::: DATA SHOWN :::

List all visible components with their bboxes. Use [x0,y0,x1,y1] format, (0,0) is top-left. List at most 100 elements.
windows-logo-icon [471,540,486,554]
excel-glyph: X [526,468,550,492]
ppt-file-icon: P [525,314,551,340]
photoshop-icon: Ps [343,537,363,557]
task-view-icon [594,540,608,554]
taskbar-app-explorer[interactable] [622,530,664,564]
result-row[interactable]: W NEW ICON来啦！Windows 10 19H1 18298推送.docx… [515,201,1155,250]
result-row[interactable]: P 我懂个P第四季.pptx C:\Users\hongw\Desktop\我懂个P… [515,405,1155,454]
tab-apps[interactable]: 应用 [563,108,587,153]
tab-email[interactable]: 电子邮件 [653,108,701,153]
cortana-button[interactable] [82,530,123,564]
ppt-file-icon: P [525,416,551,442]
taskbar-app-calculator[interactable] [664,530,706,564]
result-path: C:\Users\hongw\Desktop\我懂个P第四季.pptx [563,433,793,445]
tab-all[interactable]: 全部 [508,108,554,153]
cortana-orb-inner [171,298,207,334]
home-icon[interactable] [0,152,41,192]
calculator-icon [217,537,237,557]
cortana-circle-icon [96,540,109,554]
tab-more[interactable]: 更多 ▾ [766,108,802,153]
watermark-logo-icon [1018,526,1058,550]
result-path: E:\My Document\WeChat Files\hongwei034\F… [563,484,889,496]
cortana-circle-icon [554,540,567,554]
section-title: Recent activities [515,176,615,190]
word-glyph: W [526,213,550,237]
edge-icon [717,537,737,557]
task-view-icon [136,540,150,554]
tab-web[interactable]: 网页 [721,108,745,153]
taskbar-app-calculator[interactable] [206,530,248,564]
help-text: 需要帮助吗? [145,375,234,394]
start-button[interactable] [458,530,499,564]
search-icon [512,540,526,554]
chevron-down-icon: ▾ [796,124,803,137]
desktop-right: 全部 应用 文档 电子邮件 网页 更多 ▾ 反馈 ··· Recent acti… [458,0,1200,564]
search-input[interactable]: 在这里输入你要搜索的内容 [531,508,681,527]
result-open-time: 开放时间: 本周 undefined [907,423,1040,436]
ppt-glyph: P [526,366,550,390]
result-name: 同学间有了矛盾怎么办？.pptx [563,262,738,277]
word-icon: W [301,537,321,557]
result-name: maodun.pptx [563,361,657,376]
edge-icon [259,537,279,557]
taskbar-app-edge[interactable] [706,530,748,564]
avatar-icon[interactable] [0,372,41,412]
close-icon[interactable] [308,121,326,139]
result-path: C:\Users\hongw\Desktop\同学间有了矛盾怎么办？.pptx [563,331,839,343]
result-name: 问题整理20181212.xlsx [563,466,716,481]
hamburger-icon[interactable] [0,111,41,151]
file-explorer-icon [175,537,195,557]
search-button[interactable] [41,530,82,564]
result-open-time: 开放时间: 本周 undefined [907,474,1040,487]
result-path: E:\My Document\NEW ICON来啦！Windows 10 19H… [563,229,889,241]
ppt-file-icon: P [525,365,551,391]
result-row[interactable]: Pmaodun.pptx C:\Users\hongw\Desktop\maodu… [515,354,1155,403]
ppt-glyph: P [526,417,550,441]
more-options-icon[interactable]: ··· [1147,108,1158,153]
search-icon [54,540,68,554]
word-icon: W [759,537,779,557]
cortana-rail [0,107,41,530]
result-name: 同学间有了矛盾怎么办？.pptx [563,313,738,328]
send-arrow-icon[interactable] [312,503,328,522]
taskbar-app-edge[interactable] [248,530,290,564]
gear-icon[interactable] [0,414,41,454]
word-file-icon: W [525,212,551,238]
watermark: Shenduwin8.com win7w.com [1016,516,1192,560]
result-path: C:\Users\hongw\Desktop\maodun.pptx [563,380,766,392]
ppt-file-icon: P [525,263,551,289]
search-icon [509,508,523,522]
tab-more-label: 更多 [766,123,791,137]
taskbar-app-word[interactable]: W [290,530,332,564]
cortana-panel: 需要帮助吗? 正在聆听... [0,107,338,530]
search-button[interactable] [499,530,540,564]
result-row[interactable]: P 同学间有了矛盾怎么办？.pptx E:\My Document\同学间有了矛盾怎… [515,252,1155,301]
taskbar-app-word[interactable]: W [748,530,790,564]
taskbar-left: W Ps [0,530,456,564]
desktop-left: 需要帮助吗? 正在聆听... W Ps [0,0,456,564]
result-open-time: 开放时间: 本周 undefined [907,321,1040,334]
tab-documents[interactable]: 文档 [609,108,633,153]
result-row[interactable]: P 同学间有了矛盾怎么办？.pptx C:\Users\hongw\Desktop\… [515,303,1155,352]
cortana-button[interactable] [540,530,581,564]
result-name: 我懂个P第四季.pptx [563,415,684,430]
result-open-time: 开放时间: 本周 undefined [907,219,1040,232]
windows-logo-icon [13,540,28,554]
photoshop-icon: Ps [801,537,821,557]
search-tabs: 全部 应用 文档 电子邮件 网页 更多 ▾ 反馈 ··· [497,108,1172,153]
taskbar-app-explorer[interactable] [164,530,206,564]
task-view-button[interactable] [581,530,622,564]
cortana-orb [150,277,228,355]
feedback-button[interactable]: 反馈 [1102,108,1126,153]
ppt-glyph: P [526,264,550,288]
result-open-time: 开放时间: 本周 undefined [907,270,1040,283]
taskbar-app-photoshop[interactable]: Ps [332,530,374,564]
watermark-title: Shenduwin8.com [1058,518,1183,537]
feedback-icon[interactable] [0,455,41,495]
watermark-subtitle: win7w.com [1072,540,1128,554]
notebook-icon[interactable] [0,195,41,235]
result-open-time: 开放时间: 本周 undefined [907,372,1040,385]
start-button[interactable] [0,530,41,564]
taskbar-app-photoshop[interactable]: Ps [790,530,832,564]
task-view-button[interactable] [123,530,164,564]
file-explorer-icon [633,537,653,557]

:::

*REQUEST*: Copy out all of the data above word for word, with every line in its original order.

*RESPONSE TO THE EXERCISE*:
List all visible components with their bboxes. Use [x0,y0,x1,y1] format, (0,0) is top-left. List at most 100 elements.
windows-logo-icon [471,540,486,554]
excel-glyph: X [526,468,550,492]
ppt-file-icon: P [525,314,551,340]
photoshop-icon: Ps [343,537,363,557]
task-view-icon [594,540,608,554]
taskbar-app-explorer[interactable] [622,530,664,564]
result-row[interactable]: W NEW ICON来啦！Windows 10 19H1 18298推送.docx… [515,201,1155,250]
result-row[interactable]: P 我懂个P第四季.pptx C:\Users\hongw\Desktop\我懂个P… [515,405,1155,454]
tab-apps[interactable]: 应用 [563,108,587,153]
tab-email[interactable]: 电子邮件 [653,108,701,153]
cortana-button[interactable] [82,530,123,564]
ppt-file-icon: P [525,416,551,442]
taskbar-app-calculator[interactable] [664,530,706,564]
result-path: C:\Users\hongw\Desktop\我懂个P第四季.pptx [563,433,793,445]
tab-all[interactable]: 全部 [508,108,554,153]
cortana-orb-inner [171,298,207,334]
home-icon[interactable] [0,152,41,192]
calculator-icon [217,537,237,557]
cortana-circle-icon [96,540,109,554]
tab-more[interactable]: 更多 ▾ [766,108,802,153]
watermark-logo-icon [1018,526,1058,550]
result-path: E:\My Document\WeChat Files\hongwei034\F… [563,484,889,496]
cortana-circle-icon [554,540,567,554]
section-title: Recent activities [515,176,615,190]
word-glyph: W [526,213,550,237]
edge-icon [717,537,737,557]
task-view-icon [136,540,150,554]
tab-web[interactable]: 网页 [721,108,745,153]
taskbar-app-calculator[interactable] [206,530,248,564]
help-text: 需要帮助吗? [145,375,234,394]
start-button[interactable] [458,530,499,564]
search-icon [512,540,526,554]
chevron-down-icon: ▾ [796,124,803,137]
desktop-right: 全部 应用 文档 电子邮件 网页 更多 ▾ 反馈 ··· Recent acti… [458,0,1200,564]
search-input[interactable]: 在这里输入你要搜索的内容 [531,508,681,527]
result-open-time: 开放时间: 本周 undefined [907,423,1040,436]
ppt-glyph: P [526,366,550,390]
result-name: 同学间有了矛盾怎么办？.pptx [563,262,738,277]
word-icon: W [301,537,321,557]
result-name: maodun.pptx [563,361,657,376]
edge-icon [259,537,279,557]
taskbar-app-edge[interactable] [706,530,748,564]
avatar-icon[interactable] [0,372,41,412]
close-icon[interactable] [308,121,326,139]
result-path: C:\Users\hongw\Desktop\同学间有了矛盾怎么办？.pptx [563,331,839,343]
result-name: 问题整理20181212.xlsx [563,466,716,481]
hamburger-icon[interactable] [0,111,41,151]
file-explorer-icon [175,537,195,557]
search-button[interactable] [41,530,82,564]
result-open-time: 开放时间: 本周 undefined [907,474,1040,487]
result-path: E:\My Document\NEW ICON来啦！Windows 10 19H… [563,229,889,241]
ppt-file-icon: P [525,365,551,391]
result-row[interactable]: Pmaodun.pptx C:\Users\hongw\Desktop\maodu… [515,354,1155,403]
ppt-glyph: P [526,417,550,441]
more-options-icon[interactable]: ··· [1147,108,1158,153]
search-icon [54,540,68,554]
word-icon: W [759,537,779,557]
cortana-rail [0,107,41,530]
result-name: 同学间有了矛盾怎么办？.pptx [563,313,738,328]
send-arrow-icon[interactable] [312,503,328,522]
taskbar-app-edge[interactable] [248,530,290,564]
gear-icon[interactable] [0,414,41,454]
word-file-icon: W [525,212,551,238]
watermark: Shenduwin8.com win7w.com [1016,516,1192,560]
result-path: C:\Users\hongw\Desktop\maodun.pptx [563,380,766,392]
ppt-file-icon: P [525,263,551,289]
search-icon [509,508,523,522]
tab-more-label: 更多 [766,123,791,137]
taskbar-app-word[interactable]: W [290,530,332,564]
cortana-panel: 需要帮助吗? 正在聆听... [0,107,338,530]
search-button[interactable] [499,530,540,564]
result-row[interactable]: P 同学间有了矛盾怎么办？.pptx E:\My Document\同学间有了矛盾怎… [515,252,1155,301]
taskbar-app-word[interactable]: W [748,530,790,564]
taskbar-left: W Ps [0,530,456,564]
desktop-left: 需要帮助吗? 正在聆听... W Ps [0,0,456,564]
result-open-time: 开放时间: 本周 undefined [907,321,1040,334]
tab-documents[interactable]: 文档 [609,108,633,153]
result-row[interactable]: P 同学间有了矛盾怎么办？.pptx C:\Users\hongw\Desktop\… [515,303,1155,352]
cortana-button[interactable] [540,530,581,564]
result-name: 我懂个P第四季.pptx [563,415,684,430]
result-open-time: 开放时间: 本周 undefined [907,219,1040,232]
windows-logo-icon [13,540,28,554]
photoshop-icon: Ps [801,537,821,557]
search-tabs: 全部 应用 文档 电子邮件 网页 更多 ▾ 反馈 ··· [497,108,1172,153]
taskbar-app-explorer[interactable] [164,530,206,564]
task-view-button[interactable] [581,530,622,564]
cortana-orb [150,277,228,355]
feedback-button[interactable]: 反馈 [1102,108,1126,153]
ppt-glyph: P [526,264,550,288]
result-open-time: 开放时间: 本周 undefined [907,270,1040,283]
taskbar-app-photoshop[interactable]: Ps [332,530,374,564]
watermark-title: Shenduwin8.com [1058,518,1183,537]
feedback-icon[interactable] [0,455,41,495]
watermark-subtitle: win7w.com [1072,540,1128,554]
notebook-icon[interactable] [0,195,41,235]
result-open-time: 开放时间: 本周 undefined [907,372,1040,385]
start-button[interactable] [0,530,41,564]
taskbar-app-photoshop[interactable]: Ps [790,530,832,564]
task-view-button[interactable] [123,530,164,564]
file-explorer-icon [633,537,653,557]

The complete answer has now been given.